- _What the exercise asks_
Return every entry exactly.

- _Available records_

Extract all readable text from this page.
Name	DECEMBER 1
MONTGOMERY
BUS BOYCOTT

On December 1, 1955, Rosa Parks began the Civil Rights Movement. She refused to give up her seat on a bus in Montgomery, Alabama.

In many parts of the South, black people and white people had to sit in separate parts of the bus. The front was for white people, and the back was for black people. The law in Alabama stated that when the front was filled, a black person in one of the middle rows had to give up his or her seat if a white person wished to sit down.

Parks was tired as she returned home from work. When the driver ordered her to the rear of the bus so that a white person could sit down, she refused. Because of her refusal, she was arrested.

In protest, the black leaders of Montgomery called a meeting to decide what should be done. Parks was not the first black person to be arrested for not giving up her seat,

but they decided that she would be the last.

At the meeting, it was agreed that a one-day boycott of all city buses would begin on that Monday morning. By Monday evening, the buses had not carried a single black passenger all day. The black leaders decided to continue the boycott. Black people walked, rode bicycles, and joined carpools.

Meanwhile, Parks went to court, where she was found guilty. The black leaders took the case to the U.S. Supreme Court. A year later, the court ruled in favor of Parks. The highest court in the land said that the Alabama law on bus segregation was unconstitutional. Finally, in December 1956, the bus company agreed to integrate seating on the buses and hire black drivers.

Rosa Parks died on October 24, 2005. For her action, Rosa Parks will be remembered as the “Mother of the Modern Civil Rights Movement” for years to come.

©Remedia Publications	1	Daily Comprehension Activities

- _Completed exercise_
Extract all readable text from this page.
Name	DECEMBER 1
MONTGOMERY
BUS BOYCOTT

On December 1, 1955, Rosa Parks began the Civil Rights Movement. She refused to give up her seat on a bus in Montgomery, Alabama.

In many parts of the South, black people and white people had to sit in separate parts of the bus. The front was for white people, and the back was for black people. The law in Alabama stated that when the front was filled, a black person in one of the middle rows had to give up his or her seat if a white person wished to sit down.

Parks was tired as she returned home from work. When the driver ordered her to the rear of the bus so that a white person could sit down, she refused. Because of her refusal, she was arrested.

In protest, the black leaders of Montgomery called a meeting to decide what should be done. Parks was not the first black person to be arrested for not giving up her seat,

but they decided that she would be the last.

At the meeting, it was agreed that a one-day boycott of all city buses would begin on that Monday morning. By Monday evening, the buses had not carried a single black passenger all day. The black leaders decided to continue the boycott. Black people walked, rode bicycles, and joined carpools.

Meanwhile, Parks went to court, where she was found guilty. The black leaders took the case to the U.S. Supreme Court. A year later, the court ruled in favor of Parks. The highest court in the land said that the Alabama law on bus segregation was unconstitutional. Finally, in December 1956, the bus company agreed to integrate seating on the buses and hire black drivers.

Rosa Parks died on October 24, 2005. For her action, Rosa Parks will be remembered as the “Mother of the Modern Civil Rights Movement” for years to come.

©Remedia Publications	1	Daily Comprehension Activities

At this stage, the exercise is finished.